# Challenge:
Quote every line as given.
───── Recorded information ─────
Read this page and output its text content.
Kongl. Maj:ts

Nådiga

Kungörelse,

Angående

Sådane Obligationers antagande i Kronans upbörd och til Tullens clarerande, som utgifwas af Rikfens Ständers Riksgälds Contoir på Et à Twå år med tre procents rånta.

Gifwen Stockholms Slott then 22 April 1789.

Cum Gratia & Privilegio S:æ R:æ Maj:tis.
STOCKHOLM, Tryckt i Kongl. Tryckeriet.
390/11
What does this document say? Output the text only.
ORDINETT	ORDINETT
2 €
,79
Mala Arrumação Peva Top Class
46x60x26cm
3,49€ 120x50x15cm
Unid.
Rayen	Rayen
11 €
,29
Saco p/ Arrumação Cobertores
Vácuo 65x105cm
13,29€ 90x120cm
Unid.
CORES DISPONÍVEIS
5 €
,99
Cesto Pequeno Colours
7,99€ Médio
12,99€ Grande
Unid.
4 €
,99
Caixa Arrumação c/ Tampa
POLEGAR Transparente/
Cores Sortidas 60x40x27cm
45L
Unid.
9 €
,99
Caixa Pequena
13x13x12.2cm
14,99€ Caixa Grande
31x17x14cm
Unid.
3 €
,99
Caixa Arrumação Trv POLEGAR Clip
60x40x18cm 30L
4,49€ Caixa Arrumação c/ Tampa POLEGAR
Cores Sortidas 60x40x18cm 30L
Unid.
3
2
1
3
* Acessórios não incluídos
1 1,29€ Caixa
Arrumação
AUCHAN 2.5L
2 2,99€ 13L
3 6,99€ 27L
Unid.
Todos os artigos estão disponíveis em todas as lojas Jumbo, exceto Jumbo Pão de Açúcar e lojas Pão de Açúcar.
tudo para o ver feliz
─────
# Answer to the problem:
Read this page and output its text content.
Kongl. Maj:ts

Nådiga

Kungörelse,

Angående

Sådane Obligationers antagande i Kronans upbörd och til Tullens clarerande, som utgifwas af Rikfens Ständers Riksgälds Contoir på Et à Twå år med tre procents rånta.

Gifwen Stockholms Slott then 22 April 1789.

Cum Gratia & Privilegio S:æ R:æ Maj:tis.
STOCKHOLM, Tryckt i Kongl. Tryckeriet.
390/11
What does this document say? Output the text only.
ORDINETT	ORDINETT
2 €
,79
Mala Arrumação Peva Top Class
46x60x26cm
3,49€ 120x50x15cm
Unid.
Rayen	Rayen
11 €
,29
Saco p/ Arrumação Cobertores
Vácuo 65x105cm
13,29€ 90x120cm
Unid.
CORES DISPONÍVEIS
5 €
,99
Cesto Pequeno Colours
7,99€ Médio
12,99€ Grande
Unid.
4 €
,99
Caixa Arrumação c/ Tampa
POLEGAR Transparente/
Cores Sortidas 60x40x27cm
45L
Unid.
9 €
,99
Caixa Pequena
13x13x12.2cm
14,99€ Caixa Grande
31x17x14cm
Unid.
3 €
,99
Caixa Arrumação Trv POLEGAR Clip
60x40x18cm 30L
4,49€ Caixa Arrumação c/ Tampa POLEGAR
Cores Sortidas 60x40x18cm 30L
Unid.
3
2
1
3
* Acessórios não incluídos
1 1,29€ Caixa
Arrumação
AUCHAN 2.5L
2 2,99€ 13L
3 6,99€ 27L
Unid.
Todos os artigos estão disponíveis em todas as lojas Jumbo, exceto Jumbo Pão de Açúcar e lojas Pão de Açúcar.
tudo para o ver feliz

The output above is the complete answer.